◆ MATERIALS PROVIDED

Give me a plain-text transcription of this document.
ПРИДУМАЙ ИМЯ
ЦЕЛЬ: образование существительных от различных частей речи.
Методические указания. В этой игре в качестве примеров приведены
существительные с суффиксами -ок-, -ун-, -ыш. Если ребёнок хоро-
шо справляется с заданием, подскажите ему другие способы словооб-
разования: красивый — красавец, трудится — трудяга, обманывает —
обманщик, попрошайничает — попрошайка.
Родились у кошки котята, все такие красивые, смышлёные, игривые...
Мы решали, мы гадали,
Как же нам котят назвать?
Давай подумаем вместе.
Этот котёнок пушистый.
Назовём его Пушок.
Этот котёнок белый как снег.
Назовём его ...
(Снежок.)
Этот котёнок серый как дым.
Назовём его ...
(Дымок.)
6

◆ PROBLEM TO WORK ON
Set all of the records down again, exactly as they stand.

◆ OUTPUT FOR THIS TASK
Give me a plain-text transcription of this document.
ПРИДУМАЙ ИМЯ
ЦЕЛЬ: образование существительных от различных частей речи.
Методические указания. В этой игре в качестве примеров приведены
существительные с суффиксами -ок-, -ун-, -ыш. Если ребёнок хоро-
шо справляется с заданием, подскажите ему другие способы словооб-
разования: красивый — красавец, трудится — трудяга, обманывает —
обманщик, попрошайничает — попрошайка.
Родились у кошки котята, все такие красивые, смышлёные, игривые...
Мы решали, мы гадали,
Как же нам котят назвать?
Давай подумаем вместе.
Этот котёнок пушистый.
Назовём его Пушок.
Этот котёнок белый как снег.
Назовём его ...
(Снежок.)
Этот котёнок серый как дым.
Назовём его ...
(Дымок.)
6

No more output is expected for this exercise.